### Task to carry out:
Output every entry exactly as written, skipping any pictures.

[Dataset entries on figures]
========

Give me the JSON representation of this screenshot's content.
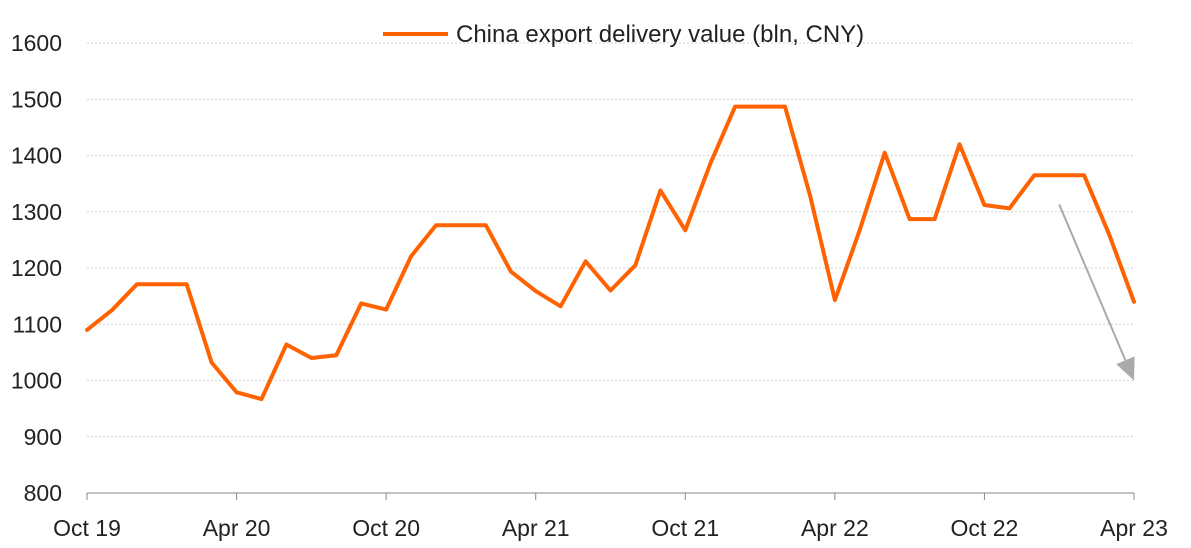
{
  "chart_data": {
    "type": "line",
    "title": "",
    "xlabel": "",
    "ylabel": "",
    "ylim": [
      800,
      1600
    ],
    "y_ticks": [
      800,
      900,
      1000,
      1100,
      1200,
      1300,
      1400,
      1500,
      1600
    ],
    "x_tick_labels": [
      "Oct 19",
      "Apr 20",
      "Oct 20",
      "Apr 21",
      "Oct 21",
      "Apr 22",
      "Oct 22",
      "Apr 23"
    ],
    "grid": "horizontal",
    "legend_position": "top-center",
    "x": [
      "Oct 19",
      "Nov 19",
      "Dec 19",
      "Jan 20",
      "Feb 20",
      "Mar 20",
      "Apr 20",
      "May 20",
      "Jun 20",
      "Jul 20",
      "Aug 20",
      "Sep 20",
      "Oct 20",
      "Nov 20",
      "Dec 20",
      "Jan 21",
      "Feb 21",
      "Mar 21",
      "Apr 21",
      "May 21",
      "Jun 21",
      "Jul 21",
      "Aug 21",
      "Sep 21",
      "Oct 21",
      "Nov 21",
      "Dec 21",
      "Jan 22",
      "Feb 22",
      "Mar 22",
      "Apr 22",
      "May 22",
      "Jun 22",
      "Jul 22",
      "Aug 22",
      "Sep 22",
      "Oct 22",
      "Nov 22",
      "Dec 22",
      "Jan 23",
      "Feb 23",
      "Mar 23",
      "Apr 23"
    ],
    "series": [
      {
        "name": "China export delivery value (bln, CNY)",
        "color": "#FF6200",
        "values": [
          1090,
          1125,
          1171,
          1171,
          1171,
          1032,
          979,
          967,
          1064,
          1040,
          1045,
          1137,
          1126,
          1221,
          1276,
          1276,
          1276,
          1194,
          1159,
          1132,
          1212,
          1160,
          1205,
          1338,
          1267,
          1385,
          1487,
          1487,
          1487,
          1330,
          1143,
          1268,
          1405,
          1287,
          1287,
          1420,
          1312,
          1306,
          1365,
          1365,
          1365,
          1260,
          1140
        ]
      }
    ],
    "annotation": {
      "type": "arrow",
      "color": "#AAAAAA",
      "from": [
        "Jan 23",
        1313
      ],
      "to": [
        "Apr 23",
        1000
      ]
    }
  }
}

========

### Output below:
Give me the JSON representation of this screenshot's content.
{
  "chart_data": {
    "type": "line",
    "title": "",
    "xlabel": "",
    "ylabel": "",
    "ylim": [
      800,
      1600
    ],
    "y_ticks": [
      800,
      900,
      1000,
      1100,
      1200,
      1300,
      1400,
      1500,
      1600
    ],
    "x_tick_labels": [
      "Oct 19",
      "Apr 20",
      "Oct 20",
      "Apr 21",
      "Oct 21",
      "Apr 22",
      "Oct 22",
      "Apr 23"
    ],
    "grid": "horizontal",
    "legend_position": "top-center",
    "x": [
      "Oct 19",
      "Nov 19",
      "Dec 19",
      "Jan 20",
      "Feb 20",
      "Mar 20",
      "Apr 20",
      "May 20",
      "Jun 20",
      "Jul 20",
      "Aug 20",
      "Sep 20",
      "Oct 20",
      "Nov 20",
      "Dec 20",
      "Jan 21",
      "Feb 21",
      "Mar 21",
      "Apr 21",
      "May 21",
      "Jun 21",
      "Jul 21",
      "Aug 21",
      "Sep 21",
      "Oct 21",
      "Nov 21",
      "Dec 21",
      "Jan 22",
      "Feb 22",
      "Mar 22",
      "Apr 22",
      "May 22",
      "Jun 22",
      "Jul 22",
      "Aug 22",
      "Sep 22",
      "Oct 22",
      "Nov 22",
      "Dec 22",
      "Jan 23",
      "Feb 23",
      "Mar 23",
      "Apr 23"
    ],
    "series": [
      {
        "name": "China export delivery value (bln, CNY)",
        "color": "#FF6200",
        "values": [
          1090,
          1125,
          1171,
          1171,
          1171,
          1032,
          979,
          967,
          1064,
          1040,
          1045,
          1137,
          1126,
          1221,
          1276,
          1276,
          1276,
          1194,
          1159,
          1132,
          1212,
          1160,
          1205,
          1338,
          1267,
          1385,
          1487,
          1487,
          1487,
          1330,
          1143,
          1268,
          1405,
          1287,
          1287,
          1420,
          1312,
          1306,
          1365,
          1365,
          1365,
          1260,
          1140
        ]
      }
    ],
    "annotation": {
      "type": "arrow",
      "color": "#AAAAAA",
      "from": [
        "Jan 23",
        1313
      ],
      "to": [
        "Apr 23",
        1000
      ]
    }
  }
}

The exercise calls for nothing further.